◆ SET PROBLEM
Find each line in the following listing that has the string "followers", then state the count and nothing else.

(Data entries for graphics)
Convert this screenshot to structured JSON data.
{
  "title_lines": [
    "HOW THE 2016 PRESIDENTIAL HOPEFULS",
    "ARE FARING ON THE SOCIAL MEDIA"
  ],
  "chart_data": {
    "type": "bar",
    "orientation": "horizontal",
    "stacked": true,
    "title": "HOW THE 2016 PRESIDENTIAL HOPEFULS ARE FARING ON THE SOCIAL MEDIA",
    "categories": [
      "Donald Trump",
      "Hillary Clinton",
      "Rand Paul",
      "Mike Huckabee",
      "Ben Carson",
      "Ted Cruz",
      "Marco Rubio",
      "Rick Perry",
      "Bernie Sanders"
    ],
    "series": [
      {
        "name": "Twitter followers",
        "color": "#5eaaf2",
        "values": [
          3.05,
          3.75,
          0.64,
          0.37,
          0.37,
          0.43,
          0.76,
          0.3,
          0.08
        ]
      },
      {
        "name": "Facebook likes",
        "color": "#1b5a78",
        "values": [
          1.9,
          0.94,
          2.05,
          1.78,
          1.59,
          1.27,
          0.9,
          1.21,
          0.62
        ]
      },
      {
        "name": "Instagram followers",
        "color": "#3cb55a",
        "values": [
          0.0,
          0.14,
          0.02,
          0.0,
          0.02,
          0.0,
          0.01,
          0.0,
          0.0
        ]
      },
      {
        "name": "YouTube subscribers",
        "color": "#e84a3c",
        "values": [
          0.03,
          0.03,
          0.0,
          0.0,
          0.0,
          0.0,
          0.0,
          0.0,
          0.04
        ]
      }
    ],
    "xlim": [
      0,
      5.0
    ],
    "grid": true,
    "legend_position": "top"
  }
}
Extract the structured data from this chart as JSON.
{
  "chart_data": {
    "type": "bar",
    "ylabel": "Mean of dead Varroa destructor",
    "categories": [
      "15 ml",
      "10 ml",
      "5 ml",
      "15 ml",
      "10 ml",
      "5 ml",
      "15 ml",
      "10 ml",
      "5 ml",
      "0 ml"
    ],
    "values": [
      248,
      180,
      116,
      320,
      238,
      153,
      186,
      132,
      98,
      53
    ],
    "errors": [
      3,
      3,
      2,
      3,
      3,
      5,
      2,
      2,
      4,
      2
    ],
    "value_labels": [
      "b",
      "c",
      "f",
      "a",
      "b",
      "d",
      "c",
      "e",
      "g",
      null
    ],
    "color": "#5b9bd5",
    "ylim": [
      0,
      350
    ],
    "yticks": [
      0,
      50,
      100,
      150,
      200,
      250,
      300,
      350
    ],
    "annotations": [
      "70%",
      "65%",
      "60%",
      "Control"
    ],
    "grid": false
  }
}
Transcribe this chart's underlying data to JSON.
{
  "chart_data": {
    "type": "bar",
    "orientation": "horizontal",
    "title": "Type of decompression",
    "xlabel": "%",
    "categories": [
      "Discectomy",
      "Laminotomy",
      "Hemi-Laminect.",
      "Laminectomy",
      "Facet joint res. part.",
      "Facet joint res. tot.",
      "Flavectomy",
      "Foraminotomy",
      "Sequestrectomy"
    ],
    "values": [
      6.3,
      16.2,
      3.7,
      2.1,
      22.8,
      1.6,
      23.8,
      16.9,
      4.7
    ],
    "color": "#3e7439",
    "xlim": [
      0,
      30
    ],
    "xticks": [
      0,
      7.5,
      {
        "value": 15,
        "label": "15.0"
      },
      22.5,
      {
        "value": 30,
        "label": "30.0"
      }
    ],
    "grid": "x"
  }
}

◆ OUTPUT OF THE TASK
2